# REQUIREMENTS:
From the entries below, please gather each line containing the string "JSON".

# AVAILABLE DATA:

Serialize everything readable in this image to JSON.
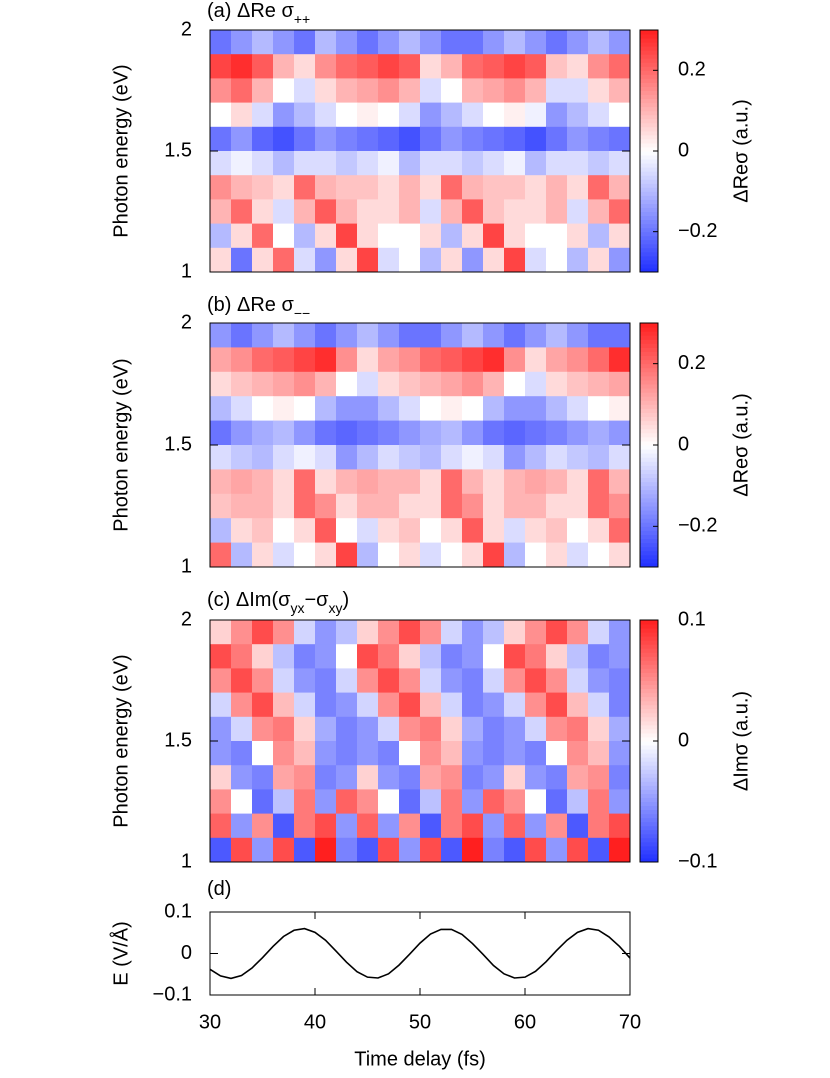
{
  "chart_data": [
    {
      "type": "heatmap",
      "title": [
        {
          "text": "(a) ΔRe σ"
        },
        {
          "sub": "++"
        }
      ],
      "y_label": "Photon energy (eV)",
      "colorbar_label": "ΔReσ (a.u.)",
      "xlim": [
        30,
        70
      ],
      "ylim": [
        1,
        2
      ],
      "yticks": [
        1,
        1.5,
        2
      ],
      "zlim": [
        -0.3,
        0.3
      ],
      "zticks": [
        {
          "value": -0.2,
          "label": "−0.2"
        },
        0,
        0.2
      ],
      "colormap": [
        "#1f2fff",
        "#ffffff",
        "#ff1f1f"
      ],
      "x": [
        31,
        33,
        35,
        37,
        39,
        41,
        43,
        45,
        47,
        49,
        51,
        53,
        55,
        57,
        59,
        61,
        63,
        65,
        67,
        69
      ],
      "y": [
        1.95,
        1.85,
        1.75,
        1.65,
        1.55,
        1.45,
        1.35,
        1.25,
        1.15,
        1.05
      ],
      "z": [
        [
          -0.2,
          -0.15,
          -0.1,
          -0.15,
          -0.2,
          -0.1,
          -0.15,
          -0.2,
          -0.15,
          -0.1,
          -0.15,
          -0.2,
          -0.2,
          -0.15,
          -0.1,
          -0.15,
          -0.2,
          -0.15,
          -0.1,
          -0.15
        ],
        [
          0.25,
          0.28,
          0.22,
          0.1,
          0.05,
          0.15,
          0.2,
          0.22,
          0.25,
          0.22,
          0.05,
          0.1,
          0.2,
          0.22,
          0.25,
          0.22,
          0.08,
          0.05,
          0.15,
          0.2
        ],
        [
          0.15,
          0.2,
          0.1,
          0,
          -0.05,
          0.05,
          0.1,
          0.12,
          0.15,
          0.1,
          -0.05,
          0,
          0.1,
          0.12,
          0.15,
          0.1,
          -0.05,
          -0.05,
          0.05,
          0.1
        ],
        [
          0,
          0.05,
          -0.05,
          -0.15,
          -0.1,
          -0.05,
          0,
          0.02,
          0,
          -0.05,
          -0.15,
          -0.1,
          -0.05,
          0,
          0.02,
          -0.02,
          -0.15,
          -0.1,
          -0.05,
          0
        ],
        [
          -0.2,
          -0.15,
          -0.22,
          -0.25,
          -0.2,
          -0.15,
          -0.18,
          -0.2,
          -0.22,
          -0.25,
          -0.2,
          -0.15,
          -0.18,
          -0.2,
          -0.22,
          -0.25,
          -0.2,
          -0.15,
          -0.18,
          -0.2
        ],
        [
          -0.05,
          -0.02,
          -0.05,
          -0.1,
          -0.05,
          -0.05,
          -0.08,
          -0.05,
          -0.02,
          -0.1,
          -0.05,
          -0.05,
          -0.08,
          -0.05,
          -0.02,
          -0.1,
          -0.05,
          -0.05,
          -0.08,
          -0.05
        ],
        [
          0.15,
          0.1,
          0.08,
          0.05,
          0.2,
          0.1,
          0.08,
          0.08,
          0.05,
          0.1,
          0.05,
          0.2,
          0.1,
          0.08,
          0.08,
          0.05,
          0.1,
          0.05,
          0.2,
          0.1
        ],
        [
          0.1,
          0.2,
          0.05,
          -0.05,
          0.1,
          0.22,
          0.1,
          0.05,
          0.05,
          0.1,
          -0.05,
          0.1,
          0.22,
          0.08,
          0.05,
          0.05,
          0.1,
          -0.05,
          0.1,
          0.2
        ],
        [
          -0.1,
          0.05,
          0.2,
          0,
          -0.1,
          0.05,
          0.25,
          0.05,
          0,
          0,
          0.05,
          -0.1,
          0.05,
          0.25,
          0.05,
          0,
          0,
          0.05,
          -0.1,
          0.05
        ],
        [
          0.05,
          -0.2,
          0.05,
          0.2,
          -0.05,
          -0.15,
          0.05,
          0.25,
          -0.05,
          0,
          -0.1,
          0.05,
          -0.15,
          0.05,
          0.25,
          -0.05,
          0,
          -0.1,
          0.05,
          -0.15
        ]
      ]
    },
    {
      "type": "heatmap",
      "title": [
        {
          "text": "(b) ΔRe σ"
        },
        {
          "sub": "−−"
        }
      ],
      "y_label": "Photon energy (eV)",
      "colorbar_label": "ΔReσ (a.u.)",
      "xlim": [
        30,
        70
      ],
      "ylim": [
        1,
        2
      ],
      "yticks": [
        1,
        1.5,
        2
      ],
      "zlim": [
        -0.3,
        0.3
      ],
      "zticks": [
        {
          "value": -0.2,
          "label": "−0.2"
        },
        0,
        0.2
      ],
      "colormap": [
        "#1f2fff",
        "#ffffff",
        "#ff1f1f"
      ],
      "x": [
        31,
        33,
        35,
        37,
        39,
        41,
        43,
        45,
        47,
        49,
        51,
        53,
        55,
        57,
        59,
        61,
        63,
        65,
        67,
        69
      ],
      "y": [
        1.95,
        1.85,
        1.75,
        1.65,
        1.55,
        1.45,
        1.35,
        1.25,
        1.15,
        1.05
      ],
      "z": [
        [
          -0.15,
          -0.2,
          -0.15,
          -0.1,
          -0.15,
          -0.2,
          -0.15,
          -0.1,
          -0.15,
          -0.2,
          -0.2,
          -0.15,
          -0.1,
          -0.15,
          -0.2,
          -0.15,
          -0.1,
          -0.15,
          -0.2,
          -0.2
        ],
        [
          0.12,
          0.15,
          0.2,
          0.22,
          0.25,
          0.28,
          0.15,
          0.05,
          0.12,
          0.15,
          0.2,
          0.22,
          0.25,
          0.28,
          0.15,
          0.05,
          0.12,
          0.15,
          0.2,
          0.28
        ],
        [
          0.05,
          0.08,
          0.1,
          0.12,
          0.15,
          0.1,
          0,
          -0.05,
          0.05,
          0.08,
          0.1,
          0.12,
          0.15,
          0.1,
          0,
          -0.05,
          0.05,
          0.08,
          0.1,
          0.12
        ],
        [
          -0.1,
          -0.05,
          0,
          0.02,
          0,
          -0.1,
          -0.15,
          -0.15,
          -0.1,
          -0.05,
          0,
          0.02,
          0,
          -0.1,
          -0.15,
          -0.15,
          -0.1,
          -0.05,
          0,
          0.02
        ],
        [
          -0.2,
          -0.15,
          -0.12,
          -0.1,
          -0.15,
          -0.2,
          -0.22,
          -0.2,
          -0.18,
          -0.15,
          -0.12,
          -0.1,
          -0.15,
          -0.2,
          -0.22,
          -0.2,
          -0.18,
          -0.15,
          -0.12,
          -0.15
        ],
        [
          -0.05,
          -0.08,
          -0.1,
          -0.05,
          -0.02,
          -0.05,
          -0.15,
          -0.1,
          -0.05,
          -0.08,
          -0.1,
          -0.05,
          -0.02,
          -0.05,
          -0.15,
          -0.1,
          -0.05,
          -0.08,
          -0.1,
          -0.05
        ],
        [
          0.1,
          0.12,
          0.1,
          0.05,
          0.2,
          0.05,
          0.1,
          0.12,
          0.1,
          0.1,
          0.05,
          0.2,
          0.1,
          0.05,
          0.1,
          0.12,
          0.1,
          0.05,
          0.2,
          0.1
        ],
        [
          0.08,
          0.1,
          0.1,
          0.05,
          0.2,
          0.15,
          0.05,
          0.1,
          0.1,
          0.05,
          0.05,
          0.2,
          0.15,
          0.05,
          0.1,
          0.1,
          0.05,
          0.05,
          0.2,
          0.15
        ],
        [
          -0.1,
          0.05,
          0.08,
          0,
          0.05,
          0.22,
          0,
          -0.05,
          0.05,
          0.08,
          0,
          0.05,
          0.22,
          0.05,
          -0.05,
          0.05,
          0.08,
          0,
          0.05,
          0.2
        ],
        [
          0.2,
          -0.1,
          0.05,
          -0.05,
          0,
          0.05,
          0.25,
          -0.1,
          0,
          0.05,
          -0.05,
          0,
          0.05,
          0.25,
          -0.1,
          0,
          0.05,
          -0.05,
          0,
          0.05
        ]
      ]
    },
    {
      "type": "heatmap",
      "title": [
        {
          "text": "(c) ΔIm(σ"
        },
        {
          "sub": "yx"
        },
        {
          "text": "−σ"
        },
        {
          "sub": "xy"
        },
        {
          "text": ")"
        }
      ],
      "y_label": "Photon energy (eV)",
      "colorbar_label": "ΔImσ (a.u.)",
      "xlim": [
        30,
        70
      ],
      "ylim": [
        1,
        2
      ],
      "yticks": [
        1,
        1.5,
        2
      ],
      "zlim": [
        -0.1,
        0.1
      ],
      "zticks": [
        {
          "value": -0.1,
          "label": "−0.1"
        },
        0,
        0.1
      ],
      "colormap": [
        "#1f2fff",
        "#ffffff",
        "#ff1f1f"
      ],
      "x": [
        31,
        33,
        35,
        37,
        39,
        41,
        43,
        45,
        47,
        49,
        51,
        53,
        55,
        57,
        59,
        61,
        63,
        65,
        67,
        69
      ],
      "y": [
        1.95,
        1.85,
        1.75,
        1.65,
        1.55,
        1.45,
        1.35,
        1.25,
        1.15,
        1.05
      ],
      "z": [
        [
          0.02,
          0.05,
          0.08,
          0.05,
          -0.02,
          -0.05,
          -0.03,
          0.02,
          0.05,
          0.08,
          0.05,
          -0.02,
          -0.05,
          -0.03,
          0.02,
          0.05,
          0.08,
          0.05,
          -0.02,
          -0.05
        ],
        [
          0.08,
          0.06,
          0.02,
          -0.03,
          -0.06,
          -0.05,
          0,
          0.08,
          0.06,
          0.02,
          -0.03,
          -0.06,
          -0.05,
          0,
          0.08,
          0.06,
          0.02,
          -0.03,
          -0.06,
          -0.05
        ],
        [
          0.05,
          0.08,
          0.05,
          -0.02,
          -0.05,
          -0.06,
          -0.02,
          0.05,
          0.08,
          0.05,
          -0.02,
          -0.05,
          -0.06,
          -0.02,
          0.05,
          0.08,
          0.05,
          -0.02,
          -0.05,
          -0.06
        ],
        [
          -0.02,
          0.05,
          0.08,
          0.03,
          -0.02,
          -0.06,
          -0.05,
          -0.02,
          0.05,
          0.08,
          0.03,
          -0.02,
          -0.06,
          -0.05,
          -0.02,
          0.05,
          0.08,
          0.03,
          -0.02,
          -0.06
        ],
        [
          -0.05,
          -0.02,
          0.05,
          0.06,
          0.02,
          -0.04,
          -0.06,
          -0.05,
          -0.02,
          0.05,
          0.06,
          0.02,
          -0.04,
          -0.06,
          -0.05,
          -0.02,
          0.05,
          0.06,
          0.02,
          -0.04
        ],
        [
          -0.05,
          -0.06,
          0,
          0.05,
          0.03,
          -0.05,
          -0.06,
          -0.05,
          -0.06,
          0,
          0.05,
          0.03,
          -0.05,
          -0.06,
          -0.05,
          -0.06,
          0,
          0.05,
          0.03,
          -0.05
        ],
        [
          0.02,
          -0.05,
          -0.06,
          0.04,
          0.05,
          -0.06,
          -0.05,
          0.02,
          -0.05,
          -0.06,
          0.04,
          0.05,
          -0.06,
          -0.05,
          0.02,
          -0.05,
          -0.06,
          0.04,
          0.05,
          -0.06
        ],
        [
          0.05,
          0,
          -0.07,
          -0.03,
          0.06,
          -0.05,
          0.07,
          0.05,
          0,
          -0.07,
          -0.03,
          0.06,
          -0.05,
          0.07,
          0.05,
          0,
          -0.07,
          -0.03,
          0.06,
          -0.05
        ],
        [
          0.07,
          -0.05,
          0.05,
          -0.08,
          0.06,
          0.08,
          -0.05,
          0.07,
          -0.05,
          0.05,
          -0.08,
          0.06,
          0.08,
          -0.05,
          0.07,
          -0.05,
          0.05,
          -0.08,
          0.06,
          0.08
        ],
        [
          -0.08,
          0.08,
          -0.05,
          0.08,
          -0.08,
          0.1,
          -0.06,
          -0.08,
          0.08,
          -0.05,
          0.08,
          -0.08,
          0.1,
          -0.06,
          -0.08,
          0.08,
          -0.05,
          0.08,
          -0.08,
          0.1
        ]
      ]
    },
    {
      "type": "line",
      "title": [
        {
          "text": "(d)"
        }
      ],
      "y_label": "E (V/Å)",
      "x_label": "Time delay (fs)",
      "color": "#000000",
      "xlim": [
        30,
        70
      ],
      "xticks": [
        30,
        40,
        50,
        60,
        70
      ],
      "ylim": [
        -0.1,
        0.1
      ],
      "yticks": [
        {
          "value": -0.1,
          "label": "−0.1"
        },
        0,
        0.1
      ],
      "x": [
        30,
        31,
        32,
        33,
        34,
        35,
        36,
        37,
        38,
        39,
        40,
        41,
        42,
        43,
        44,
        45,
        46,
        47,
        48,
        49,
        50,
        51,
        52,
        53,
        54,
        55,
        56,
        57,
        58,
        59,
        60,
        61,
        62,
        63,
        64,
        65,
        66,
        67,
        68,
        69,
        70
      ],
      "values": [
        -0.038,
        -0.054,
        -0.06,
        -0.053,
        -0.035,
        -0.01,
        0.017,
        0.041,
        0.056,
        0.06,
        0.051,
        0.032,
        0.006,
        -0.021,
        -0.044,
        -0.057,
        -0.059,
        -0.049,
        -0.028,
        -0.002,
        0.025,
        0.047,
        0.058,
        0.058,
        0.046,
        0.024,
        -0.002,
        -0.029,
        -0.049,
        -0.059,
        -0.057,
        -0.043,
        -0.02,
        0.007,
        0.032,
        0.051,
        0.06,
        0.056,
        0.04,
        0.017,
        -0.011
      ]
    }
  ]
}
...
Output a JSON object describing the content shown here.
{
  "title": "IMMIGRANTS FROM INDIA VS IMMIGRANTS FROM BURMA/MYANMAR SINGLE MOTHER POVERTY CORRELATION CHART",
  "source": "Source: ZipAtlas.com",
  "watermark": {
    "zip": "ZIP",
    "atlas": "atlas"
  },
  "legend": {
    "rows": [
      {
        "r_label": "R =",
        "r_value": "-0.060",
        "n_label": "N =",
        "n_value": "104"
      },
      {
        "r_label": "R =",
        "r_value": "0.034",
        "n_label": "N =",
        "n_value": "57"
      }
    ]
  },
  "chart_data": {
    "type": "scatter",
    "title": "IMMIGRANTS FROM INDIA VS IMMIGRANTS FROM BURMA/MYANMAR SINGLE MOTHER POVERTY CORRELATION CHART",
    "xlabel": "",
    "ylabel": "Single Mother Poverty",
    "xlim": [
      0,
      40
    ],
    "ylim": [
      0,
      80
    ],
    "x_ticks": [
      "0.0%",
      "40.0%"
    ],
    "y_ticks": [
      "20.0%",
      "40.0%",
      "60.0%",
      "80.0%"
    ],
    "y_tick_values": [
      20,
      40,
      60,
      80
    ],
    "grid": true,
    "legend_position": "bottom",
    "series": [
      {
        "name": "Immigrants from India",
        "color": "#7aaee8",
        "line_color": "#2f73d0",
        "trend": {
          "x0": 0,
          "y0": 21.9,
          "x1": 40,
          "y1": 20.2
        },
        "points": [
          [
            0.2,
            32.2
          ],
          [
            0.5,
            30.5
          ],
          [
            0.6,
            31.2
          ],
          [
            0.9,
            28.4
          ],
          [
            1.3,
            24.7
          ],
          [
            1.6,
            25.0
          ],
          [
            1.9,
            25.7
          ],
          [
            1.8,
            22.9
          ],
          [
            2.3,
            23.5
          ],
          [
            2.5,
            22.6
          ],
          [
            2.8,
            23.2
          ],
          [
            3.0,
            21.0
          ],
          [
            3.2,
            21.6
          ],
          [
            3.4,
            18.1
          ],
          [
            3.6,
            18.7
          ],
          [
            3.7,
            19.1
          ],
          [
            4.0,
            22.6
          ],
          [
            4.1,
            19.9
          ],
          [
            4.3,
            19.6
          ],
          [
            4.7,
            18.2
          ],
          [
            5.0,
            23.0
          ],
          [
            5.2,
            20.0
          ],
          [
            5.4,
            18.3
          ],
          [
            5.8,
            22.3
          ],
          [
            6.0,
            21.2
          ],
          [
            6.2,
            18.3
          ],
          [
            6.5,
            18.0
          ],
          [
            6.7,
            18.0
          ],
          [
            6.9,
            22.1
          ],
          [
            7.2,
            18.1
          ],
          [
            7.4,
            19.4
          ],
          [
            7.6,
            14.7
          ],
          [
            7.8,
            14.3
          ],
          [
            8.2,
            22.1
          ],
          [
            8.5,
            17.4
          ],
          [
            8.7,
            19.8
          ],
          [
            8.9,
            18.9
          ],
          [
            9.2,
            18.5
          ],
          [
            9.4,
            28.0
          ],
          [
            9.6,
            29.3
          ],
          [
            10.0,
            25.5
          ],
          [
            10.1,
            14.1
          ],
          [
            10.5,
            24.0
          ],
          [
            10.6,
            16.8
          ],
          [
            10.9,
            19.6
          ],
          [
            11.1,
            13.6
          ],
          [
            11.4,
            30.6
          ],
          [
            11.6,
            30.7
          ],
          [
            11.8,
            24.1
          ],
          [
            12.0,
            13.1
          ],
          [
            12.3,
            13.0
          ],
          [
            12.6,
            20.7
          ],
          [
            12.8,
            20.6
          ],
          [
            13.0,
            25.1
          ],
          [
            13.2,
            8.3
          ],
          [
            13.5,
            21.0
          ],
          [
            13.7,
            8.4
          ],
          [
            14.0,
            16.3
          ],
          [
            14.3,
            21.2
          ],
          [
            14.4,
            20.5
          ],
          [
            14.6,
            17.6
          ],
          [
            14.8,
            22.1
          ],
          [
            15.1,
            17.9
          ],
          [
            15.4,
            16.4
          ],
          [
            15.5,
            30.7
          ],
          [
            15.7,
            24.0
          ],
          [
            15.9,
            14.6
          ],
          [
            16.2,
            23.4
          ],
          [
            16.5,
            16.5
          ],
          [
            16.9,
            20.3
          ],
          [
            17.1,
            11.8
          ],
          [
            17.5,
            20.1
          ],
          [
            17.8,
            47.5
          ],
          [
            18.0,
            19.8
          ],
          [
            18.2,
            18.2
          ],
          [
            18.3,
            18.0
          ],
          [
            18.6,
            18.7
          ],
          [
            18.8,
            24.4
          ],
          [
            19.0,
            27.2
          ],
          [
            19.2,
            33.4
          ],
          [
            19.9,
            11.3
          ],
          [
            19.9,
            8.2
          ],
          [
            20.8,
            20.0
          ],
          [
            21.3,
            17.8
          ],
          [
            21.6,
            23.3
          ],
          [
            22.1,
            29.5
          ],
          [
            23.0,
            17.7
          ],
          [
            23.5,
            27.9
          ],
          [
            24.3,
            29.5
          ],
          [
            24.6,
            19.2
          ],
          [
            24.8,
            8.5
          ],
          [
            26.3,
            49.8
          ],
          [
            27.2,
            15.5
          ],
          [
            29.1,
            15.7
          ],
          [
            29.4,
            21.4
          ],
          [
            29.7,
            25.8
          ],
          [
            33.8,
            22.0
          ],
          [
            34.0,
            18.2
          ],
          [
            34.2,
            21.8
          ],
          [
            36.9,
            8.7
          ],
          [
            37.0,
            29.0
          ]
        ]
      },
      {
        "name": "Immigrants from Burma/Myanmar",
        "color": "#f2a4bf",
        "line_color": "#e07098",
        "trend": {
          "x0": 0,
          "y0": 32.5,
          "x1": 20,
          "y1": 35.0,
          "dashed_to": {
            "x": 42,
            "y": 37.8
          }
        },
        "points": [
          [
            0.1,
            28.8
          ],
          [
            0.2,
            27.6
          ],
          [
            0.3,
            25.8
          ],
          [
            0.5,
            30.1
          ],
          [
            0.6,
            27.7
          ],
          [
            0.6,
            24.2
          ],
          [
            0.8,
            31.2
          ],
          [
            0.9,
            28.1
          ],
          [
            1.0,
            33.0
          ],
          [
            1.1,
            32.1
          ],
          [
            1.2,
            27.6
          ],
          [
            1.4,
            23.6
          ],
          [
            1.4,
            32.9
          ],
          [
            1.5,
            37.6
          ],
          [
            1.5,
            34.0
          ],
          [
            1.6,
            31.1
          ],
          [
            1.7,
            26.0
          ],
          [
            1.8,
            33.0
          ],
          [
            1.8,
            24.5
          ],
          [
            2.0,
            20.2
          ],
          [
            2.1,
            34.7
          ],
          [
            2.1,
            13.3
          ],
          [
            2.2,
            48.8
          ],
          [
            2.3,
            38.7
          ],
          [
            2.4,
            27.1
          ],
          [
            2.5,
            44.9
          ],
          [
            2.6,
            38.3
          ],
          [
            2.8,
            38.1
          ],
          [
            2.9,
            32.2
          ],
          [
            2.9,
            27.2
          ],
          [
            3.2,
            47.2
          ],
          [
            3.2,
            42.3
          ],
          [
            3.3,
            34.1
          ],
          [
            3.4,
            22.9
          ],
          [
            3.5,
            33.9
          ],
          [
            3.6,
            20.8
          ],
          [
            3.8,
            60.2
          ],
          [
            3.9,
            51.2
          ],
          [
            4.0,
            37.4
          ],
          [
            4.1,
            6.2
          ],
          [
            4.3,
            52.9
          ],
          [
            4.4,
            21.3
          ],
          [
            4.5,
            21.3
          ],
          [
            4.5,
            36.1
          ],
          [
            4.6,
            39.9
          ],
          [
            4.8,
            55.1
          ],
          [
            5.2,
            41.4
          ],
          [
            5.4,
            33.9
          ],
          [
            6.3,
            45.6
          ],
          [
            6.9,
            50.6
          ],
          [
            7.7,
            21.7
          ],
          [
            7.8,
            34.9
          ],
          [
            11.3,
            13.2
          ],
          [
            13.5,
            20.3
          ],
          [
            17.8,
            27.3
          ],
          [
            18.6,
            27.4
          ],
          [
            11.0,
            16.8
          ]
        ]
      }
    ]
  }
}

# WRITTEN SOLUTION:
Serialize everything readable in this image to JSON.
Output a JSON object describing the content shown here.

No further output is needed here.